■ WHAT THE TASK REQUIRES
Pictures stay out of your copy, but everything else in the records below must be repeated exactly.

** Begin **

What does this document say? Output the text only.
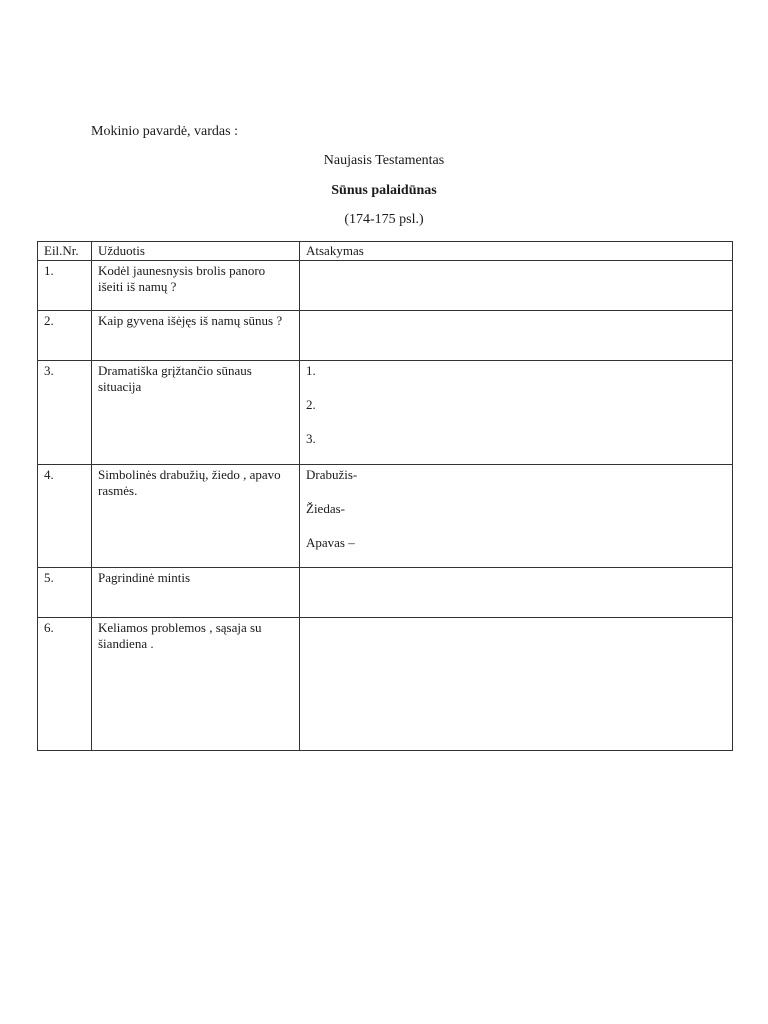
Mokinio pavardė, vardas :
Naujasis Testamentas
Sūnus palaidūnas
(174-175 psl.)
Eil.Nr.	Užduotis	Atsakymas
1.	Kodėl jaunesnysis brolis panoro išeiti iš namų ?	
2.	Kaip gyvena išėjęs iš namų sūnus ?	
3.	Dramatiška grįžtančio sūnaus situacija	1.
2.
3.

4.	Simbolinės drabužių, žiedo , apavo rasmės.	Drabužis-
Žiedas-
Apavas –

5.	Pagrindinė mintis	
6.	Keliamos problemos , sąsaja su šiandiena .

** End **

■ ANSWER FOR THIS EXERCISE
What does this document say? Output the text only.
Mokinio pavardė, vardas :
Naujasis Testamentas
Sūnus palaidūnas
(174-175 psl.)
Eil.Nr.	Užduotis	Atsakymas
1.	Kodėl jaunesnysis brolis panoro išeiti iš namų ?	
2.	Kaip gyvena išėjęs iš namų sūnus ?	
3.	Dramatiška grįžtančio sūnaus situacija	1.
2.
3.

4.	Simbolinės drabužių, žiedo , apavo rasmės.	Drabužis-
Žiedas-
Apavas –

5.	Pagrindinė mintis	
6.	Keliamos problemos , sąsaja su šiandiena .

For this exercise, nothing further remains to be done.